> [REQUIRED WORK]:
Look through the lines of the material and count those containing "value". Give that count alone.

> [PROVIDED RECORDS]:
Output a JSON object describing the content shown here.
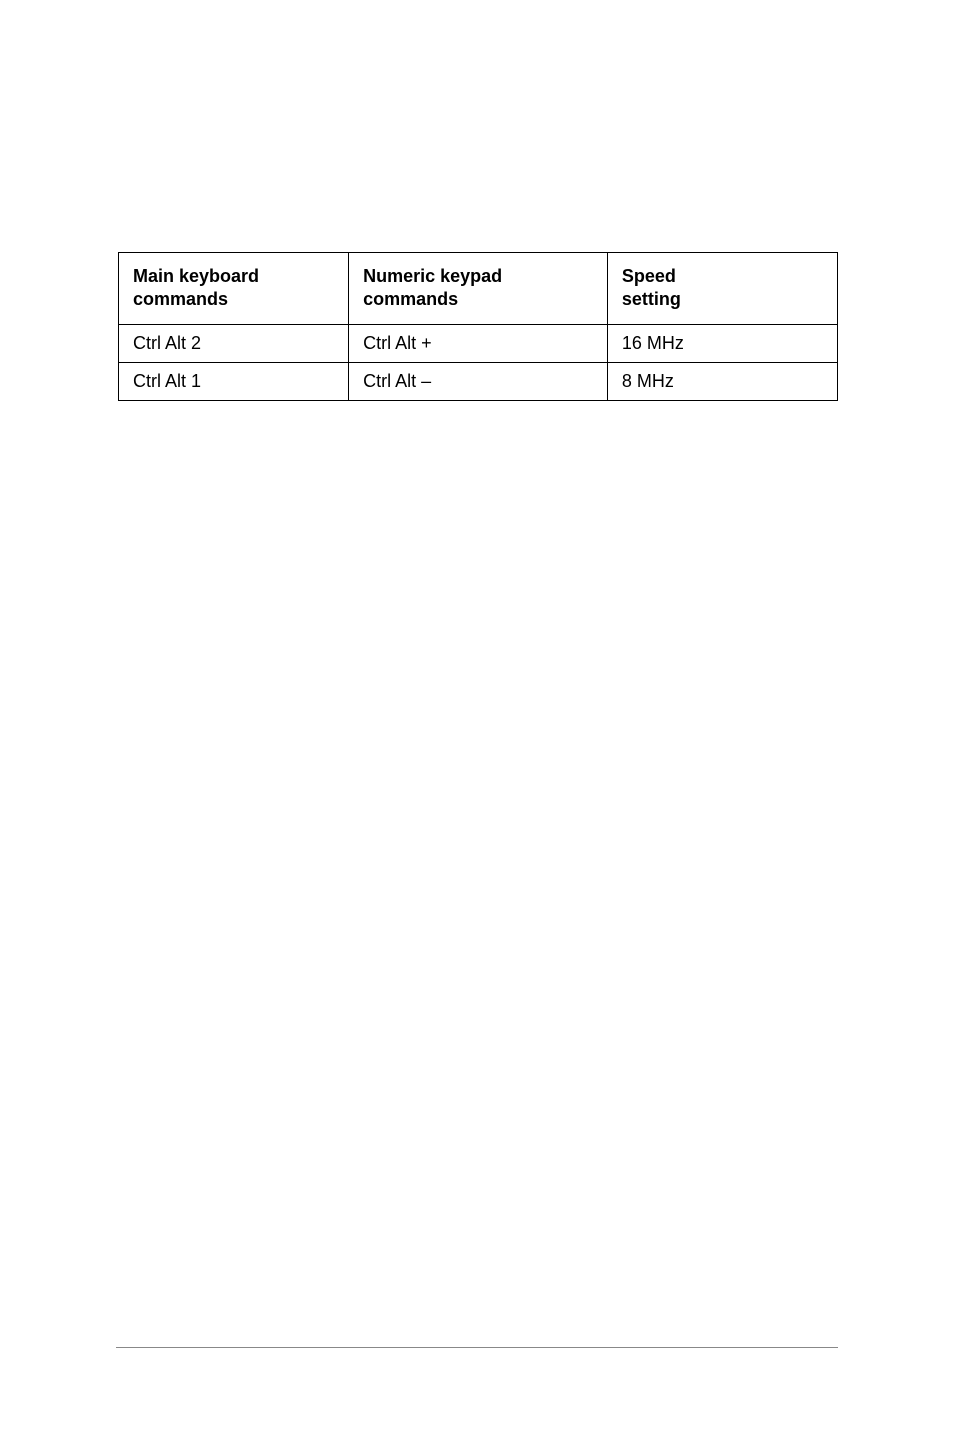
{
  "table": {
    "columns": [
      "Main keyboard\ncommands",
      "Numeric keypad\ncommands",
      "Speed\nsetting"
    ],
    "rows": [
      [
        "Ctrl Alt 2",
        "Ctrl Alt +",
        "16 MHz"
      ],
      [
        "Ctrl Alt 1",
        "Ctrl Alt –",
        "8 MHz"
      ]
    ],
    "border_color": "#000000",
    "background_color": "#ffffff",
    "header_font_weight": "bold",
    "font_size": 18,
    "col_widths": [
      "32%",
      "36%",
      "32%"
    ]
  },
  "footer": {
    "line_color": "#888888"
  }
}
==
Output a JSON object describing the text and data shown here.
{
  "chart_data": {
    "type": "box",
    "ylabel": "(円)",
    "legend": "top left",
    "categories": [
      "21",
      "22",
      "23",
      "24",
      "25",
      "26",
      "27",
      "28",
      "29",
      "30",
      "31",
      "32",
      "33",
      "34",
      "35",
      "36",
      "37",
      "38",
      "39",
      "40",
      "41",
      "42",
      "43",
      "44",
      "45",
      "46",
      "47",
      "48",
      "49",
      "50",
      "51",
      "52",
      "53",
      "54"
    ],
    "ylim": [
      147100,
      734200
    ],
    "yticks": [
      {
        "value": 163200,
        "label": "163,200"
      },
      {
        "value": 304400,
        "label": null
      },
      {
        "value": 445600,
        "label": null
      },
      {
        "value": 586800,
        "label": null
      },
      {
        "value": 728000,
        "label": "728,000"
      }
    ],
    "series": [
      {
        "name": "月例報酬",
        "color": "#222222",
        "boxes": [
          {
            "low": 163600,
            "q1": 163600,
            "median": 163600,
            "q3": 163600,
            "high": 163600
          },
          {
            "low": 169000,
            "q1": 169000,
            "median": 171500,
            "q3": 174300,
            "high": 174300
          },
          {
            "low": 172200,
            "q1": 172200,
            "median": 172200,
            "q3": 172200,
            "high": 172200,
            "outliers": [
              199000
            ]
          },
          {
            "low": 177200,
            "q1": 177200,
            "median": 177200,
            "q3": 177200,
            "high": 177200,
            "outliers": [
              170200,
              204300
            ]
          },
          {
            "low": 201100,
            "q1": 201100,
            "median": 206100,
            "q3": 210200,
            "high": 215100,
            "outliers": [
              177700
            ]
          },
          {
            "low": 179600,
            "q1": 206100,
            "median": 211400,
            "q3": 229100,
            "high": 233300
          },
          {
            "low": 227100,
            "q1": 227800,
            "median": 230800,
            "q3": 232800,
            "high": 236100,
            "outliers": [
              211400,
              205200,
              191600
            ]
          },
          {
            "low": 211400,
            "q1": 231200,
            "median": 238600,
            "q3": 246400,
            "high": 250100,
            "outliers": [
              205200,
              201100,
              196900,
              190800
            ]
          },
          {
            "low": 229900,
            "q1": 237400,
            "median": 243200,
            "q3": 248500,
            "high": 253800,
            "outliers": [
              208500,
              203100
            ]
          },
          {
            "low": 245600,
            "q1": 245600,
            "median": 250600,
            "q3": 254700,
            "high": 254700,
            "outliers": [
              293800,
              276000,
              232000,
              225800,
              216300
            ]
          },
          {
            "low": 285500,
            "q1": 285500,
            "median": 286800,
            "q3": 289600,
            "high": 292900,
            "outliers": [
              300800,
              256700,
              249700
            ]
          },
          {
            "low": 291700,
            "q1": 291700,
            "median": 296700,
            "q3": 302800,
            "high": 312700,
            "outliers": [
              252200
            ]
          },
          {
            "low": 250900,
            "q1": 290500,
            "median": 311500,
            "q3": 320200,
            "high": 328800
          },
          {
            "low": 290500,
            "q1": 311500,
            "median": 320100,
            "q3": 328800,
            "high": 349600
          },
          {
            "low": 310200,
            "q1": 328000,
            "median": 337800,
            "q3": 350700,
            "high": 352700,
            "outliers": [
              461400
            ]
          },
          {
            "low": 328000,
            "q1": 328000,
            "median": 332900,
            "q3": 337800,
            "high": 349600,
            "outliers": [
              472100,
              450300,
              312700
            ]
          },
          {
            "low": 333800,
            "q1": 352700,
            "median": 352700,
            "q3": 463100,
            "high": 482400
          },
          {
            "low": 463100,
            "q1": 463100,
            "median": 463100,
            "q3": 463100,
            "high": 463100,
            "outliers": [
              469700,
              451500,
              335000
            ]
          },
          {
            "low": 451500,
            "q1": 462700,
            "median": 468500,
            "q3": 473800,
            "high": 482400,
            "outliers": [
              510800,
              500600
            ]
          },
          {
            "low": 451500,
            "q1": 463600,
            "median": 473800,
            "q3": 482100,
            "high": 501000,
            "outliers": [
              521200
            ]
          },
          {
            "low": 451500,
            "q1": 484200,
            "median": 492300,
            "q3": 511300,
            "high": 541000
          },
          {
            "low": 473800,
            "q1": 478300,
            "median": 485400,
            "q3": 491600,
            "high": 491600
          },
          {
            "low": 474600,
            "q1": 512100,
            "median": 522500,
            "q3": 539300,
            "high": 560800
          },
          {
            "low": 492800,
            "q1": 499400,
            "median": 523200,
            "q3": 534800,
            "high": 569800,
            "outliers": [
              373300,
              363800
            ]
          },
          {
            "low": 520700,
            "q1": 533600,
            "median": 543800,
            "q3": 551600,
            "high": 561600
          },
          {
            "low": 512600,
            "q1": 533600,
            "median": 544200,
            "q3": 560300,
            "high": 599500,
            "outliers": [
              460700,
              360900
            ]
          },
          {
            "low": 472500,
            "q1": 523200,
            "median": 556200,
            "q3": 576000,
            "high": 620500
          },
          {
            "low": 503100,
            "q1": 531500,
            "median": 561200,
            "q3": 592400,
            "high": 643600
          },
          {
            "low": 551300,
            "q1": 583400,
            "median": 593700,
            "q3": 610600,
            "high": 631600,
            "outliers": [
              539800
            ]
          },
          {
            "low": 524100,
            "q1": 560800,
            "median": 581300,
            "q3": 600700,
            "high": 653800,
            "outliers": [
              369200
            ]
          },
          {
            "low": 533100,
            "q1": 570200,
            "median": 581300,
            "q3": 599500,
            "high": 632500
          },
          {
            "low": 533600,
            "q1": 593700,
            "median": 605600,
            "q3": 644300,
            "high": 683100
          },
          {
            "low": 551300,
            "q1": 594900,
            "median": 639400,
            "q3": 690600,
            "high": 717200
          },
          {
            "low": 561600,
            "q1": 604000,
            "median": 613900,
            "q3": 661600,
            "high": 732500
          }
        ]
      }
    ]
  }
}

> [REPLY]:
5